____ PROVIDED MATERIAL
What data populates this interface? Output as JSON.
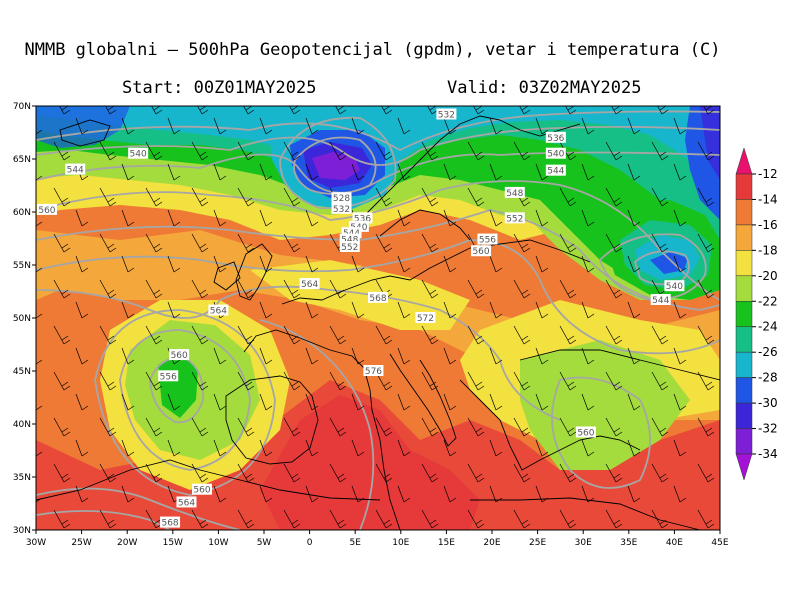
{
  "title": "NMMB globalni — 500hPa Geopotencijal (gpdm), vetar i temperatura (C)",
  "start": "Start: 00Z01MAY2025",
  "valid": "Valid: 03Z02MAY2025",
  "map": {
    "lon_range": [
      -30,
      45
    ],
    "lat_range": [
      30,
      70
    ],
    "lon_ticks": [
      "30W",
      "25W",
      "20W",
      "15W",
      "10W",
      "5W",
      "0",
      "5E",
      "10E",
      "15E",
      "20E",
      "25E",
      "30E",
      "35E",
      "40E",
      "45E"
    ],
    "lat_ticks": [
      "30N",
      "35N",
      "40N",
      "45N",
      "50N",
      "55N",
      "60N",
      "65N",
      "70N"
    ]
  },
  "colorbar": {
    "labels": [
      "-12",
      "-14",
      "-16",
      "-18",
      "-20",
      "-22",
      "-24",
      "-26",
      "-28",
      "-30",
      "-32",
      "-34"
    ],
    "colors": [
      "#e8126e",
      "#e5393a",
      "#ee7a35",
      "#f4a73a",
      "#f3e13f",
      "#a3dc3c",
      "#18c21c",
      "#15bf86",
      "#18b6cc",
      "#1f56e6",
      "#3b26d9",
      "#7d1fd6",
      "#a412d8"
    ]
  },
  "contour_labels": [
    {
      "text": "532",
      "lon": 15.0,
      "lat": 69.2
    },
    {
      "text": "536",
      "lon": 27.0,
      "lat": 67.0
    },
    {
      "text": "540",
      "lon": 27.0,
      "lat": 65.5
    },
    {
      "text": "544",
      "lon": 27.0,
      "lat": 63.9
    },
    {
      "text": "548",
      "lon": 22.5,
      "lat": 61.8
    },
    {
      "text": "552",
      "lon": 22.5,
      "lat": 59.4
    },
    {
      "text": "556",
      "lon": 19.5,
      "lat": 57.4
    },
    {
      "text": "560",
      "lon": 18.8,
      "lat": 56.3
    },
    {
      "text": "540",
      "lon": -18.8,
      "lat": 65.5
    },
    {
      "text": "544",
      "lon": -25.7,
      "lat": 64.0
    },
    {
      "text": "560",
      "lon": -28.8,
      "lat": 60.2
    },
    {
      "text": "528",
      "lon": 3.5,
      "lat": 61.3
    },
    {
      "text": "532",
      "lon": 3.5,
      "lat": 60.3
    },
    {
      "text": "536",
      "lon": 5.8,
      "lat": 59.4
    },
    {
      "text": "540",
      "lon": 5.4,
      "lat": 58.6
    },
    {
      "text": "544",
      "lon": 4.6,
      "lat": 58.0
    },
    {
      "text": "548",
      "lon": 4.4,
      "lat": 57.4
    },
    {
      "text": "552",
      "lon": 4.4,
      "lat": 56.7
    },
    {
      "text": "564",
      "lon": 0.0,
      "lat": 53.2
    },
    {
      "text": "568",
      "lon": 7.5,
      "lat": 51.9
    },
    {
      "text": "564",
      "lon": -10.0,
      "lat": 50.7
    },
    {
      "text": "572",
      "lon": 12.7,
      "lat": 50.0
    },
    {
      "text": "560",
      "lon": -14.3,
      "lat": 46.5
    },
    {
      "text": "556",
      "lon": -15.5,
      "lat": 44.5
    },
    {
      "text": "576",
      "lon": 7.0,
      "lat": 45.0
    },
    {
      "text": "560",
      "lon": 30.3,
      "lat": 39.2
    },
    {
      "text": "560",
      "lon": -11.8,
      "lat": 33.8
    },
    {
      "text": "564",
      "lon": -13.5,
      "lat": 32.6
    },
    {
      "text": "568",
      "lon": -15.3,
      "lat": 30.7
    },
    {
      "text": "540",
      "lon": 40.0,
      "lat": 53.0
    },
    {
      "text": "544",
      "lon": 38.5,
      "lat": 51.7
    }
  ]
}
________
Copy out every line of the material above exactly, skipping the pictures.

* SOLUTION TO THE EXERCISE
What data populates this interface? Output as JSON.
{
  "title": "NMMB globalni — 500hPa Geopotencijal (gpdm), vetar i temperatura (C)",
  "start": "Start: 00Z01MAY2025",
  "valid": "Valid: 03Z02MAY2025",
  "map": {
    "lon_range": [
      -30,
      45
    ],
    "lat_range": [
      30,
      70
    ],
    "lon_ticks": [
      "30W",
      "25W",
      "20W",
      "15W",
      "10W",
      "5W",
      "0",
      "5E",
      "10E",
      "15E",
      "20E",
      "25E",
      "30E",
      "35E",
      "40E",
      "45E"
    ],
    "lat_ticks": [
      "30N",
      "35N",
      "40N",
      "45N",
      "50N",
      "55N",
      "60N",
      "65N",
      "70N"
    ]
  },
  "colorbar": {
    "labels": [
      "-12",
      "-14",
      "-16",
      "-18",
      "-20",
      "-22",
      "-24",
      "-26",
      "-28",
      "-30",
      "-32",
      "-34"
    ],
    "colors": [
      "#e8126e",
      "#e5393a",
      "#ee7a35",
      "#f4a73a",
      "#f3e13f",
      "#a3dc3c",
      "#18c21c",
      "#15bf86",
      "#18b6cc",
      "#1f56e6",
      "#3b26d9",
      "#7d1fd6",
      "#a412d8"
    ]
  },
  "contour_labels": [
    {
      "text": "532",
      "lon": 15.0,
      "lat": 69.2
    },
    {
      "text": "536",
      "lon": 27.0,
      "lat": 67.0
    },
    {
      "text": "540",
      "lon": 27.0,
      "lat": 65.5
    },
    {
      "text": "544",
      "lon": 27.0,
      "lat": 63.9
    },
    {
      "text": "548",
      "lon": 22.5,
      "lat": 61.8
    },
    {
      "text": "552",
      "lon": 22.5,
      "lat": 59.4
    },
    {
      "text": "556",
      "lon": 19.5,
      "lat": 57.4
    },
    {
      "text": "560",
      "lon": 18.8,
      "lat": 56.3
    },
    {
      "text": "540",
      "lon": -18.8,
      "lat": 65.5
    },
    {
      "text": "544",
      "lon": -25.7,
      "lat": 64.0
    },
    {
      "text": "560",
      "lon": -28.8,
      "lat": 60.2
    },
    {
      "text": "528",
      "lon": 3.5,
      "lat": 61.3
    },
    {
      "text": "532",
      "lon": 3.5,
      "lat": 60.3
    },
    {
      "text": "536",
      "lon": 5.8,
      "lat": 59.4
    },
    {
      "text": "540",
      "lon": 5.4,
      "lat": 58.6
    },
    {
      "text": "544",
      "lon": 4.6,
      "lat": 58.0
    },
    {
      "text": "548",
      "lon": 4.4,
      "lat": 57.4
    },
    {
      "text": "552",
      "lon": 4.4,
      "lat": 56.7
    },
    {
      "text": "564",
      "lon": 0.0,
      "lat": 53.2
    },
    {
      "text": "568",
      "lon": 7.5,
      "lat": 51.9
    },
    {
      "text": "564",
      "lon": -10.0,
      "lat": 50.7
    },
    {
      "text": "572",
      "lon": 12.7,
      "lat": 50.0
    },
    {
      "text": "560",
      "lon": -14.3,
      "lat": 46.5
    },
    {
      "text": "556",
      "lon": -15.5,
      "lat": 44.5
    },
    {
      "text": "576",
      "lon": 7.0,
      "lat": 45.0
    },
    {
      "text": "560",
      "lon": 30.3,
      "lat": 39.2
    },
    {
      "text": "560",
      "lon": -11.8,
      "lat": 33.8
    },
    {
      "text": "564",
      "lon": -13.5,
      "lat": 32.6
    },
    {
      "text": "568",
      "lon": -15.3,
      "lat": 30.7
    },
    {
      "text": "540",
      "lon": 40.0,
      "lat": 53.0
    },
    {
      "text": "544",
      "lon": 38.5,
      "lat": 51.7
    }
  ]
}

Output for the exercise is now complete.